Collection entries
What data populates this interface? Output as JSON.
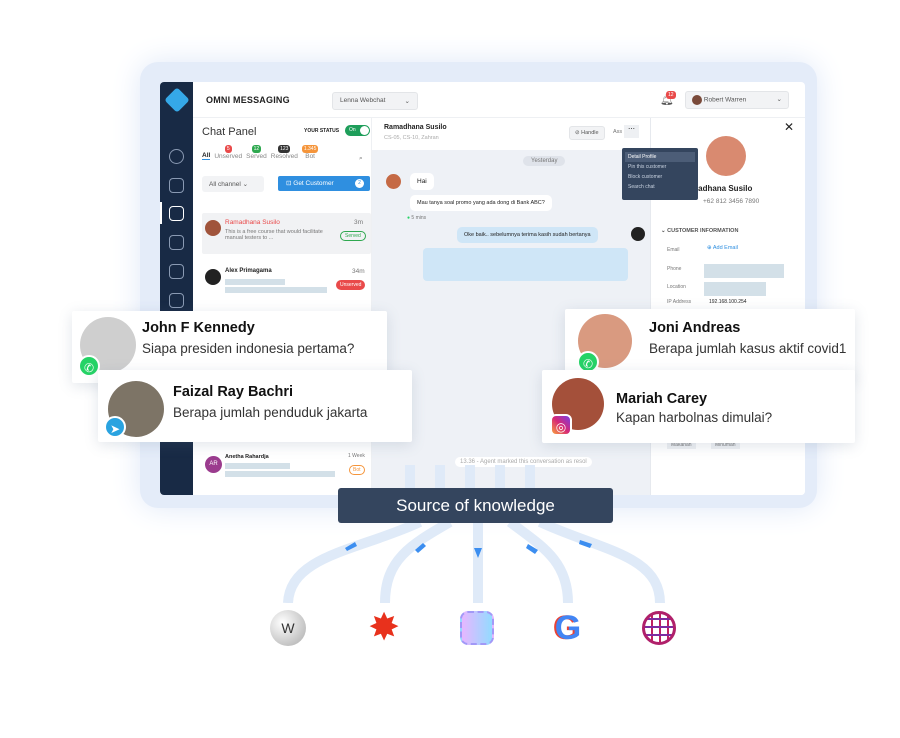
{
  "app": {
    "title": "OMNI MESSAGING",
    "channel_select": "Lenna Webchat",
    "notification_count": "12",
    "user": "Robert Warren"
  },
  "chat_panel": {
    "title": "Chat Panel",
    "status_label": "YOUR STATUS",
    "status_toggle": "On",
    "tabs": [
      {
        "label": "All",
        "count": ""
      },
      {
        "label": "Unserved",
        "count": "5"
      },
      {
        "label": "Served",
        "count": "12"
      },
      {
        "label": "Resolved",
        "count": "123"
      },
      {
        "label": "Bot",
        "count": "1.345"
      }
    ],
    "channel_filter": "All channel",
    "get_customer": "Get Customer",
    "get_customer_count": "2",
    "list": [
      {
        "name": "Ramadhana Susilo",
        "time": "3m",
        "preview": "This is a free course that would facilitate manual testers to ...",
        "status": "Served"
      },
      {
        "name": "Alex Primagama",
        "time": "34m",
        "status": "Unserved"
      },
      {
        "name": "Anetha Rahardja",
        "initials": "AR",
        "time": "1 Week",
        "status": "Bot"
      }
    ]
  },
  "conversation": {
    "name": "Ramadhana Susilo",
    "sub": "CS-05, CS-10, Zahran",
    "handle": "Handle",
    "assign": "Ass",
    "date": "Yesterday",
    "messages": [
      {
        "from": "customer",
        "text": "Hai"
      },
      {
        "from": "customer",
        "text": "Mau tanya soal promo yang ada dong di Bank ABC?"
      },
      {
        "from": "agent",
        "text": "Oke baik.. sebelumnya terima kasih sudah bertanya"
      }
    ],
    "msg_time": "5 mins",
    "system_note": "13.36 - Agent marked this conversation as resol",
    "menu": [
      "Detail Profile",
      "Pin this customer",
      "Block customer",
      "Search chat"
    ]
  },
  "profile": {
    "name": "madhana Susilo",
    "phone": "+62 812 3456 7890",
    "section": "CUSTOMER INFORMATION",
    "fields": {
      "email_label": "Email",
      "add_email": "Add Email",
      "phone_label": "Phone",
      "location_label": "Location",
      "ip_label": "IP Address",
      "ip": "192.168.100.254"
    },
    "tags": [
      "Makanan",
      "Minuman"
    ]
  },
  "cards": [
    {
      "name": "John F Kennedy",
      "message": "Siapa presiden indonesia pertama?",
      "channel": "whatsapp"
    },
    {
      "name": "Faizal Ray Bachri",
      "message": "Berapa jumlah penduduk jakarta",
      "channel": "telegram"
    },
    {
      "name": "Joni Andreas",
      "message": "Berapa jumlah kasus aktif covid1",
      "channel": "whatsapp"
    },
    {
      "name": "Mariah Carey",
      "message": "Kapan harbolnas dimulai?",
      "channel": "instagram"
    }
  ],
  "knowledge": {
    "label": "Source of knowledge",
    "sources": [
      "wikipedia-icon",
      "wolfram-alpha-icon",
      "ai-brain-icon",
      "google-icon",
      "web-globe-icon"
    ]
  },
  "colors": {
    "navy": "#182a45",
    "accent": "#2f8fe0",
    "whatsapp": "#25d366",
    "telegram": "#2aa3e0",
    "unserved": "#e94a4a",
    "served": "#3cb371"
  }
}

*WHAT TO PRODUCE*
The records above are to be reproduced exactly; the pictures are to be left out.

*EXERCISE RESULT*
What data populates this interface? Output as JSON.
{
  "app": {
    "title": "OMNI MESSAGING",
    "channel_select": "Lenna Webchat",
    "notification_count": "12",
    "user": "Robert Warren"
  },
  "chat_panel": {
    "title": "Chat Panel",
    "status_label": "YOUR STATUS",
    "status_toggle": "On",
    "tabs": [
      {
        "label": "All",
        "count": ""
      },
      {
        "label": "Unserved",
        "count": "5"
      },
      {
        "label": "Served",
        "count": "12"
      },
      {
        "label": "Resolved",
        "count": "123"
      },
      {
        "label": "Bot",
        "count": "1.345"
      }
    ],
    "channel_filter": "All channel",
    "get_customer": "Get Customer",
    "get_customer_count": "2",
    "list": [
      {
        "name": "Ramadhana Susilo",
        "time": "3m",
        "preview": "This is a free course that would facilitate manual testers to ...",
        "status": "Served"
      },
      {
        "name": "Alex Primagama",
        "time": "34m",
        "status": "Unserved"
      },
      {
        "name": "Anetha Rahardja",
        "initials": "AR",
        "time": "1 Week",
        "status": "Bot"
      }
    ]
  },
  "conversation": {
    "name": "Ramadhana Susilo",
    "sub": "CS-05, CS-10, Zahran",
    "handle": "Handle",
    "assign": "Ass",
    "date": "Yesterday",
    "messages": [
      {
        "from": "customer",
        "text": "Hai"
      },
      {
        "from": "customer",
        "text": "Mau tanya soal promo yang ada dong di Bank ABC?"
      },
      {
        "from": "agent",
        "text": "Oke baik.. sebelumnya terima kasih sudah bertanya"
      }
    ],
    "msg_time": "5 mins",
    "system_note": "13.36 - Agent marked this conversation as resol",
    "menu": [
      "Detail Profile",
      "Pin this customer",
      "Block customer",
      "Search chat"
    ]
  },
  "profile": {
    "name": "madhana Susilo",
    "phone": "+62 812 3456 7890",
    "section": "CUSTOMER INFORMATION",
    "fields": {
      "email_label": "Email",
      "add_email": "Add Email",
      "phone_label": "Phone",
      "location_label": "Location",
      "ip_label": "IP Address",
      "ip": "192.168.100.254"
    },
    "tags": [
      "Makanan",
      "Minuman"
    ]
  },
  "cards": [
    {
      "name": "John F Kennedy",
      "message": "Siapa presiden indonesia pertama?",
      "channel": "whatsapp"
    },
    {
      "name": "Faizal Ray Bachri",
      "message": "Berapa jumlah penduduk jakarta",
      "channel": "telegram"
    },
    {
      "name": "Joni Andreas",
      "message": "Berapa jumlah kasus aktif covid1",
      "channel": "whatsapp"
    },
    {
      "name": "Mariah Carey",
      "message": "Kapan harbolnas dimulai?",
      "channel": "instagram"
    }
  ],
  "knowledge": {
    "label": "Source of knowledge",
    "sources": [
      "wikipedia-icon",
      "wolfram-alpha-icon",
      "ai-brain-icon",
      "google-icon",
      "web-globe-icon"
    ]
  },
  "colors": {
    "navy": "#182a45",
    "accent": "#2f8fe0",
    "whatsapp": "#25d366",
    "telegram": "#2aa3e0",
    "unserved": "#e94a4a",
    "served": "#3cb371"
  }
}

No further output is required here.